— START OF EXERCISE MATERIAL —
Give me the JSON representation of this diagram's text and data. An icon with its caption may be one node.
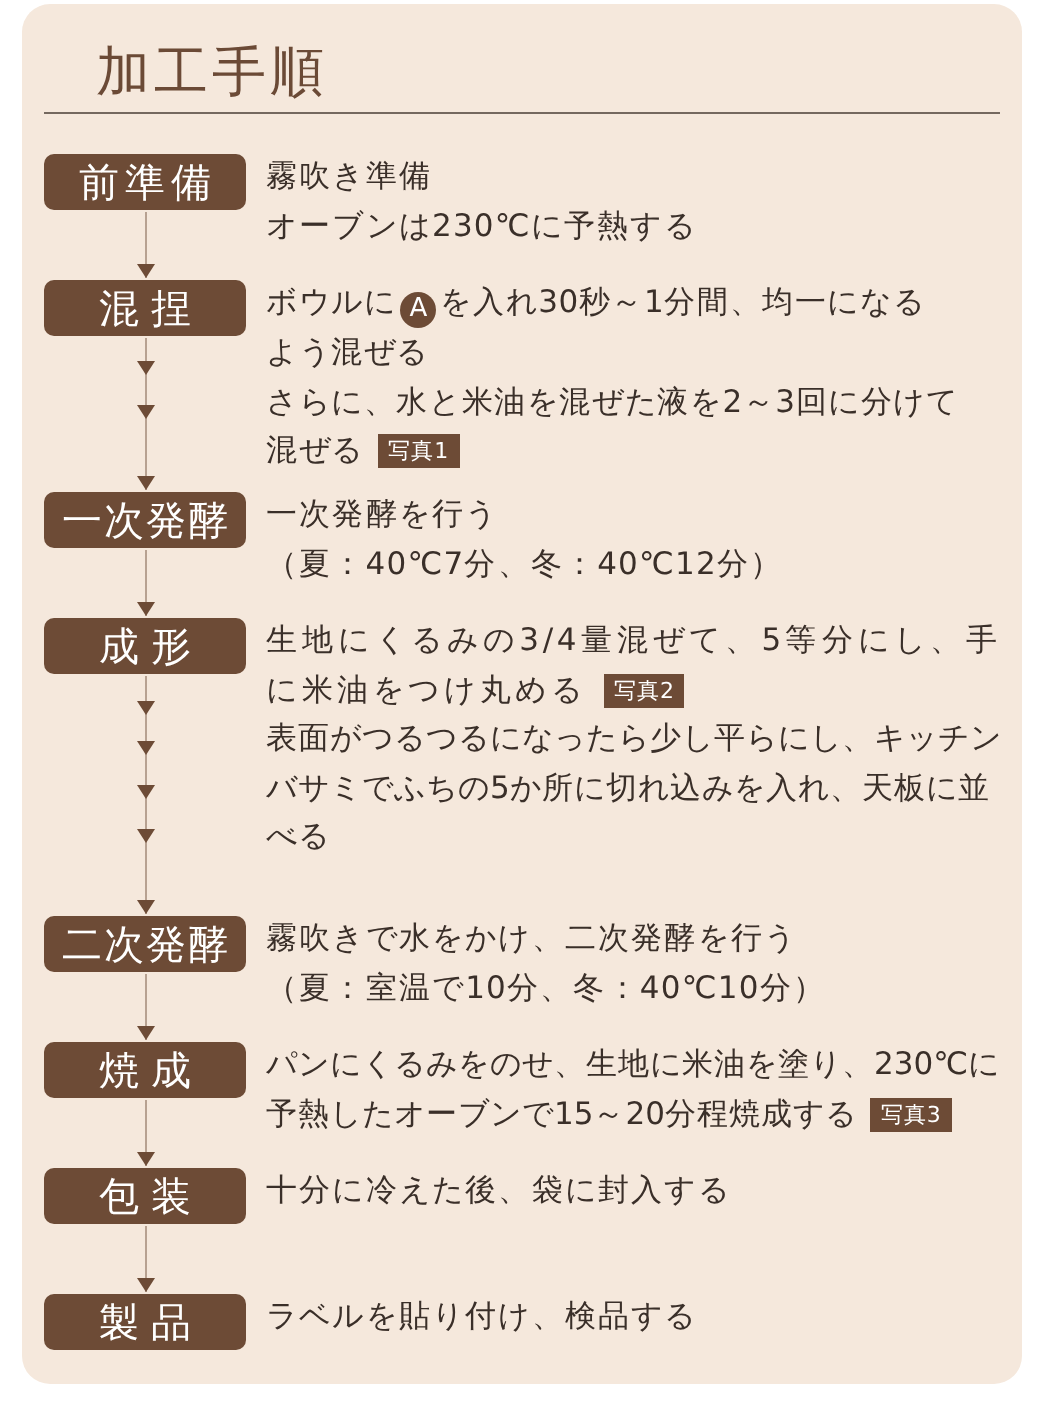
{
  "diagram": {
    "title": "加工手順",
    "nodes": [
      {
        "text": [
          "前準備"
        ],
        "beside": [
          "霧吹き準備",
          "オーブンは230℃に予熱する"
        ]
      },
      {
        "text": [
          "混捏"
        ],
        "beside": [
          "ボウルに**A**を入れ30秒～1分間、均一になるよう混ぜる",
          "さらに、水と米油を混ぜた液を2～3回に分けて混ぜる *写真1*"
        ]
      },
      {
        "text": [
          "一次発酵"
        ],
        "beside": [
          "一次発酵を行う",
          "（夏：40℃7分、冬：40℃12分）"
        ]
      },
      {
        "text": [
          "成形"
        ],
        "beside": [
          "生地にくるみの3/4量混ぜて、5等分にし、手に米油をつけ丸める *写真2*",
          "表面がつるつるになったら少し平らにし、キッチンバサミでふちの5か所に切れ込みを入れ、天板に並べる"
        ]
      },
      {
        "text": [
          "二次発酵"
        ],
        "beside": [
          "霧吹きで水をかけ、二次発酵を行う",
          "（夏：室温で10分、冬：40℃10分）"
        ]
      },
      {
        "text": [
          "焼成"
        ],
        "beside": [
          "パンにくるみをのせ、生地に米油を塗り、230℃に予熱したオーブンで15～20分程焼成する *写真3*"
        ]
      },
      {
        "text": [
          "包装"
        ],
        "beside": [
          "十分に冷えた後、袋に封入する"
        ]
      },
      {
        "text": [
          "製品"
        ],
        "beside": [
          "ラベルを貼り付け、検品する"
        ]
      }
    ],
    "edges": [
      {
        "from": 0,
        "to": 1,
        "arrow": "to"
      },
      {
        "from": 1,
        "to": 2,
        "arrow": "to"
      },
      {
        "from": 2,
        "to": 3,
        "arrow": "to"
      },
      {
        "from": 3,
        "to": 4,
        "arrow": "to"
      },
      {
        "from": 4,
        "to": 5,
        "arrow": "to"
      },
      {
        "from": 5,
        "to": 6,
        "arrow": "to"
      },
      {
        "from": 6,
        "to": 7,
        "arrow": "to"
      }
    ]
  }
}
— END OF EXERCISE MATERIAL —
Return all lines containing "from".

        "from": 0,
        "from": 1,
        "from": 2,
        "from": 3,
        "from": 4,
        "from": 5,
        "from": 6,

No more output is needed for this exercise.